▼
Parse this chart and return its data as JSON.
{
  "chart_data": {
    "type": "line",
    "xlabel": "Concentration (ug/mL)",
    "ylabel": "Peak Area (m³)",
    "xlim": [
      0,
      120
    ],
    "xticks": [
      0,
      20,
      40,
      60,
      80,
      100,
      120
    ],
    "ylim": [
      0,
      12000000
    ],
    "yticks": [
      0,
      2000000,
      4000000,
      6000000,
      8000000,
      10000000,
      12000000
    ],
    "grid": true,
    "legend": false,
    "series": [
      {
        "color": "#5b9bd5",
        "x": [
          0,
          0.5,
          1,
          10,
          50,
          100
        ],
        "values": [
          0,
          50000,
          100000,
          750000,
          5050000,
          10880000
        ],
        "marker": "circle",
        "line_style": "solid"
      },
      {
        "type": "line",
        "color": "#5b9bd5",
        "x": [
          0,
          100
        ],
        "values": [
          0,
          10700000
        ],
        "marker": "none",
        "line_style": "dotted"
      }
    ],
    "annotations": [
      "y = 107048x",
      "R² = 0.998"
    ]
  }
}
▲
Task details -
Output the listing above word for word.

Result of the exercise -
Parse this chart and return its data as JSON.
{
  "chart_data": {
    "type": "line",
    "xlabel": "Concentration (ug/mL)",
    "ylabel": "Peak Area (m³)",
    "xlim": [
      0,
      120
    ],
    "xticks": [
      0,
      20,
      40,
      60,
      80,
      100,
      120
    ],
    "ylim": [
      0,
      12000000
    ],
    "yticks": [
      0,
      2000000,
      4000000,
      6000000,
      8000000,
      10000000,
      12000000
    ],
    "grid": true,
    "legend": false,
    "series": [
      {
        "color": "#5b9bd5",
        "x": [
          0,
          0.5,
          1,
          10,
          50,
          100
        ],
        "values": [
          0,
          50000,
          100000,
          750000,
          5050000,
          10880000
        ],
        "marker": "circle",
        "line_style": "solid"
      },
      {
        "type": "line",
        "color": "#5b9bd5",
        "x": [
          0,
          100
        ],
        "values": [
          0,
          10700000
        ],
        "marker": "none",
        "line_style": "dotted"
      }
    ],
    "annotations": [
      "y = 107048x",
      "R² = 0.998"
    ]
  }
}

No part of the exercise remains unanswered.